------ Extracted records
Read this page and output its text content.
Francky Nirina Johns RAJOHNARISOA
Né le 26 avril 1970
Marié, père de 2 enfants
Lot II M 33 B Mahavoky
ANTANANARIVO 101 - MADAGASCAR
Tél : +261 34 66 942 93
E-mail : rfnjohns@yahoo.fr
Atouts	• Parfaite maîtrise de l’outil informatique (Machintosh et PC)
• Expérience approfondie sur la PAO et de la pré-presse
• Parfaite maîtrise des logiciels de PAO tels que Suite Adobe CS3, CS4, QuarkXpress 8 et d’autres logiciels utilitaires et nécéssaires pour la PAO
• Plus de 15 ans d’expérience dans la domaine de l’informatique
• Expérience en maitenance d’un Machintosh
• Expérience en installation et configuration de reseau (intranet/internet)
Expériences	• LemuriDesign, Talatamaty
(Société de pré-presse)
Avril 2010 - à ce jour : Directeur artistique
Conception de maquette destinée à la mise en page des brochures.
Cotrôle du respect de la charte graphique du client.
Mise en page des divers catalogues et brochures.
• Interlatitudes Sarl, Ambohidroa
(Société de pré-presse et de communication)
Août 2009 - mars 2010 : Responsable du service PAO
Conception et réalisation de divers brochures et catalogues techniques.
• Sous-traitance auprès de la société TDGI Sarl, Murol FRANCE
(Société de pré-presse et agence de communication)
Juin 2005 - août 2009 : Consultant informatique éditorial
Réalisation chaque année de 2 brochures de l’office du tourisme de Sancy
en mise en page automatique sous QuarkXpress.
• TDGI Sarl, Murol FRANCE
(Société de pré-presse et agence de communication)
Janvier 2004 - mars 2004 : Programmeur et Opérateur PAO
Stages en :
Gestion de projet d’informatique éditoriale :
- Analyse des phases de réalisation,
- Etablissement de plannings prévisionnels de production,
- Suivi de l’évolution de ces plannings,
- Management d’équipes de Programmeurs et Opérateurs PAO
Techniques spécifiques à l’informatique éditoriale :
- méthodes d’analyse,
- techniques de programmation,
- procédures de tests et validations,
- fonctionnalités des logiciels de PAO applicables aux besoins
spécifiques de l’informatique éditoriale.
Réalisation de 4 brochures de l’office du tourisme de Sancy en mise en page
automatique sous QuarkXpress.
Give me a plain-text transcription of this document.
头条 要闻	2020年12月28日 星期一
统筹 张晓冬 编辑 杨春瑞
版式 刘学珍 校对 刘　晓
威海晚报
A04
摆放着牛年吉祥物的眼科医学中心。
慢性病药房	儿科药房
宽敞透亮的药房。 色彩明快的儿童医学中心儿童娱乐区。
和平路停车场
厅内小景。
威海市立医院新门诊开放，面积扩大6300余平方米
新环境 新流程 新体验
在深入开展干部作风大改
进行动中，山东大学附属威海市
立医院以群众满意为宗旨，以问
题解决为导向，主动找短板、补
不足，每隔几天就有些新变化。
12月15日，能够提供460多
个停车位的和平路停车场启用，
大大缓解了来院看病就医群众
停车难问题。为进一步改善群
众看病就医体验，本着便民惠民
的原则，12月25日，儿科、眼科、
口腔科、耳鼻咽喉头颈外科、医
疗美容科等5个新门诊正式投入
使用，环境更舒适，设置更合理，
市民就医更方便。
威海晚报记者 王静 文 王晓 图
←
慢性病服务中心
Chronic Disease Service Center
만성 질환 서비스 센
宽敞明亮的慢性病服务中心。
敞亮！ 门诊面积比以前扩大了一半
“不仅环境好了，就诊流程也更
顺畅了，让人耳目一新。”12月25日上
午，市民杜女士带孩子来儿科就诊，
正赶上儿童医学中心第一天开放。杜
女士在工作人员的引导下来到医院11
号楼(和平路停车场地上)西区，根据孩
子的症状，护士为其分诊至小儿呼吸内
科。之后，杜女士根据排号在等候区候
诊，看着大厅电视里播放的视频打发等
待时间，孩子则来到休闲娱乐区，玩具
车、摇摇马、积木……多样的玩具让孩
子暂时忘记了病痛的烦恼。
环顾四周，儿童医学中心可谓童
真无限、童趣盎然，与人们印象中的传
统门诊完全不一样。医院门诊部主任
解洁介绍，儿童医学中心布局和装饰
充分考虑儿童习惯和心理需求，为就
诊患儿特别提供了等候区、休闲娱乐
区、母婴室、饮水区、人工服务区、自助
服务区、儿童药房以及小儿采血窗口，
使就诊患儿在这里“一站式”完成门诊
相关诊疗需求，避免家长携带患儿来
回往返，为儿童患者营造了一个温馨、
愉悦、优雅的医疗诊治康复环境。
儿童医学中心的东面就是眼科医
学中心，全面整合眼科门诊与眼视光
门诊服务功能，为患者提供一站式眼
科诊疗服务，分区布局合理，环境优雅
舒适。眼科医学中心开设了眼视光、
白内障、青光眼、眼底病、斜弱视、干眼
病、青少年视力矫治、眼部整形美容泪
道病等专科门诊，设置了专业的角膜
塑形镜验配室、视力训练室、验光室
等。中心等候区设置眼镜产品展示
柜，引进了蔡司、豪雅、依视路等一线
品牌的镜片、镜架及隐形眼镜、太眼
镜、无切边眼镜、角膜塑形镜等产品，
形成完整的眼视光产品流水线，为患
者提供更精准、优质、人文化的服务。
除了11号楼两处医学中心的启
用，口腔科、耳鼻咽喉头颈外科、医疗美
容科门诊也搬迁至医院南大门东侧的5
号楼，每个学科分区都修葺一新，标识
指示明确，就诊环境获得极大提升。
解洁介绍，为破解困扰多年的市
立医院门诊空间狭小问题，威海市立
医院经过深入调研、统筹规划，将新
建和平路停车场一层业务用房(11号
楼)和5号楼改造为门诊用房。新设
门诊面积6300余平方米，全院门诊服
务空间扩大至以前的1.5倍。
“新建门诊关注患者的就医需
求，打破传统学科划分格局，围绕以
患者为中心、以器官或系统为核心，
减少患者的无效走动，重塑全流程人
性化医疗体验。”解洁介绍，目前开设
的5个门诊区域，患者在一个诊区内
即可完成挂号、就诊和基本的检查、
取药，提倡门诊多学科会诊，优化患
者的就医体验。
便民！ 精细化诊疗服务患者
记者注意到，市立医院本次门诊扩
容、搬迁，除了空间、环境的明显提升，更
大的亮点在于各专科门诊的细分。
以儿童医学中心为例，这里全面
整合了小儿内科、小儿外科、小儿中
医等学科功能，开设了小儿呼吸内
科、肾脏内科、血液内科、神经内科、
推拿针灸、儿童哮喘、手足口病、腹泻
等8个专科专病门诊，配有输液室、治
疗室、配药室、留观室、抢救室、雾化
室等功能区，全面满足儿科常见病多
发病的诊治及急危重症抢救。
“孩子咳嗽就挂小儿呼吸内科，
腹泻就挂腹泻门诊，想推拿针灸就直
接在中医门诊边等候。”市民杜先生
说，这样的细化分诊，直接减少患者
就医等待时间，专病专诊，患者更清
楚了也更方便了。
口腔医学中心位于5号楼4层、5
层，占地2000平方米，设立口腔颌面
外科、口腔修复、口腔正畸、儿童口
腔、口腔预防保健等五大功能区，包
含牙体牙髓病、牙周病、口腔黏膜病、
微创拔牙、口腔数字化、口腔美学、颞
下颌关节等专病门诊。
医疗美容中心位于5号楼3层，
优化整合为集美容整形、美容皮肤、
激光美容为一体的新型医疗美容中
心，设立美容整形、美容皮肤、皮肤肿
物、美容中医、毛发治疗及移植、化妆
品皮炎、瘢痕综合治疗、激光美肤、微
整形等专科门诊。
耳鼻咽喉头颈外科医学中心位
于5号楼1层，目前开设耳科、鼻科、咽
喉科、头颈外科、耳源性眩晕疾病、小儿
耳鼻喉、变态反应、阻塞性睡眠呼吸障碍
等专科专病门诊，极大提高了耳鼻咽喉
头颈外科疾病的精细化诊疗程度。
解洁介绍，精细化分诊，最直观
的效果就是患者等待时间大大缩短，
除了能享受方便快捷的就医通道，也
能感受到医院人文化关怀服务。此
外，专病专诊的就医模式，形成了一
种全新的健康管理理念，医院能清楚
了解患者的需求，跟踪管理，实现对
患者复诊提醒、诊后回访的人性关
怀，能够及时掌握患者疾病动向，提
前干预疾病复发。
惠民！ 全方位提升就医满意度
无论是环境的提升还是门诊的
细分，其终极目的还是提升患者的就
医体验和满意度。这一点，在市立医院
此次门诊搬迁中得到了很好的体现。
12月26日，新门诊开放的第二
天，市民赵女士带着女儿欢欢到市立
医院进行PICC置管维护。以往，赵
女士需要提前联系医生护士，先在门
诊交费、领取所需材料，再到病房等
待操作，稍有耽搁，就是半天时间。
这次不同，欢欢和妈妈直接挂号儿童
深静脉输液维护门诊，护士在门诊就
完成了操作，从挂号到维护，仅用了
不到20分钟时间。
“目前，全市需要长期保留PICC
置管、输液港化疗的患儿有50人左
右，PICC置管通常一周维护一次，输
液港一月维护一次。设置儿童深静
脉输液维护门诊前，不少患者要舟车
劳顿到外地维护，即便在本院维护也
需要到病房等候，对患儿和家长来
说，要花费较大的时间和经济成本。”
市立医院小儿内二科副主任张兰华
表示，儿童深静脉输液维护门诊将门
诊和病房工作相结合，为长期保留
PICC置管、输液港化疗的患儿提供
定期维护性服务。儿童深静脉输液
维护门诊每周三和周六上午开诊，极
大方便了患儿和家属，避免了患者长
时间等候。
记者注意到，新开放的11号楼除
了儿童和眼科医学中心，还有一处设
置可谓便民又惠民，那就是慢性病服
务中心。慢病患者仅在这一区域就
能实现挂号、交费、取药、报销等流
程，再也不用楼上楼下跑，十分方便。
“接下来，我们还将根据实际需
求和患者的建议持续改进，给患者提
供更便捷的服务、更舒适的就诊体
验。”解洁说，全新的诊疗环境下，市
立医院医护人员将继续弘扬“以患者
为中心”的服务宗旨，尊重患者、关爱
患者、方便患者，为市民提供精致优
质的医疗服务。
------------
Which lines hold the string "解洁介绍"? List them all.

解洁介绍，儿童医学中心布局和装饰
解洁介绍，为破解困扰多年的市
性化医疗体验。”解洁介绍，目前开设
解洁介绍，精细化分诊，最直观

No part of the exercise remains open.